Data for this exercise:

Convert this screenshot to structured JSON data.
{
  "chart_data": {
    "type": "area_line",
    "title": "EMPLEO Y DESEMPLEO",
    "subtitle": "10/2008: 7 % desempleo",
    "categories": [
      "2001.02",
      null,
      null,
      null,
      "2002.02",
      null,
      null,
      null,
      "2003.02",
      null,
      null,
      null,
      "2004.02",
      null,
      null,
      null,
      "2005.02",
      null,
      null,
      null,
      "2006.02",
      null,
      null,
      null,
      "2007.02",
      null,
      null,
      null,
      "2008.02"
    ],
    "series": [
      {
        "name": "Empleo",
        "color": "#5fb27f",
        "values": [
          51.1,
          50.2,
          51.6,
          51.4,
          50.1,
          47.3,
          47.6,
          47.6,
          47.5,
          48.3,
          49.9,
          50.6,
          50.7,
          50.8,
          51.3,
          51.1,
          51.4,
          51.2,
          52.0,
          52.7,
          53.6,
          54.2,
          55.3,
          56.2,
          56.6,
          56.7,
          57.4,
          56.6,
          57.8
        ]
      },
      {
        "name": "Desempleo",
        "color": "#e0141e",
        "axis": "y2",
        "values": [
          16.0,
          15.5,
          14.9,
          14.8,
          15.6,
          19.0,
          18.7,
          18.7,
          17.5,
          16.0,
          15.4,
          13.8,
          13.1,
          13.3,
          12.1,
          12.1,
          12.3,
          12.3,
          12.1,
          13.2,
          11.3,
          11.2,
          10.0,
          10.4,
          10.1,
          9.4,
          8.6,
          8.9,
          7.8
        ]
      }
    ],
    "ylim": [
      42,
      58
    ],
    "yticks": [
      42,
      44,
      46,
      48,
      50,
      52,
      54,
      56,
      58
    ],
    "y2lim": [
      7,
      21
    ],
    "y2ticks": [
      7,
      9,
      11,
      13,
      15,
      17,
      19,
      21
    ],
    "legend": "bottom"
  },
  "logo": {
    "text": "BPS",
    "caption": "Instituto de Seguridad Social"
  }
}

Stated problem:
Write the material out exactly, with nothing left out.

Worked answer:
Convert this screenshot to structured JSON data.
{
  "chart_data": {
    "type": "area_line",
    "title": "EMPLEO Y DESEMPLEO",
    "subtitle": "10/2008: 7 % desempleo",
    "categories": [
      "2001.02",
      null,
      null,
      null,
      "2002.02",
      null,
      null,
      null,
      "2003.02",
      null,
      null,
      null,
      "2004.02",
      null,
      null,
      null,
      "2005.02",
      null,
      null,
      null,
      "2006.02",
      null,
      null,
      null,
      "2007.02",
      null,
      null,
      null,
      "2008.02"
    ],
    "series": [
      {
        "name": "Empleo",
        "color": "#5fb27f",
        "values": [
          51.1,
          50.2,
          51.6,
          51.4,
          50.1,
          47.3,
          47.6,
          47.6,
          47.5,
          48.3,
          49.9,
          50.6,
          50.7,
          50.8,
          51.3,
          51.1,
          51.4,
          51.2,
          52.0,
          52.7,
          53.6,
          54.2,
          55.3,
          56.2,
          56.6,
          56.7,
          57.4,
          56.6,
          57.8
        ]
      },
      {
        "name": "Desempleo",
        "color": "#e0141e",
        "axis": "y2",
        "values": [
          16.0,
          15.5,
          14.9,
          14.8,
          15.6,
          19.0,
          18.7,
          18.7,
          17.5,
          16.0,
          15.4,
          13.8,
          13.1,
          13.3,
          12.1,
          12.1,
          12.3,
          12.3,
          12.1,
          13.2,
          11.3,
          11.2,
          10.0,
          10.4,
          10.1,
          9.4,
          8.6,
          8.9,
          7.8
        ]
      }
    ],
    "ylim": [
      42,
      58
    ],
    "yticks": [
      42,
      44,
      46,
      48,
      50,
      52,
      54,
      56,
      58
    ],
    "y2lim": [
      7,
      21
    ],
    "y2ticks": [
      7,
      9,
      11,
      13,
      15,
      17,
      19,
      21
    ],
    "legend": "bottom"
  },
  "logo": {
    "text": "BPS",
    "caption": "Instituto de Seguridad Social"
  }
}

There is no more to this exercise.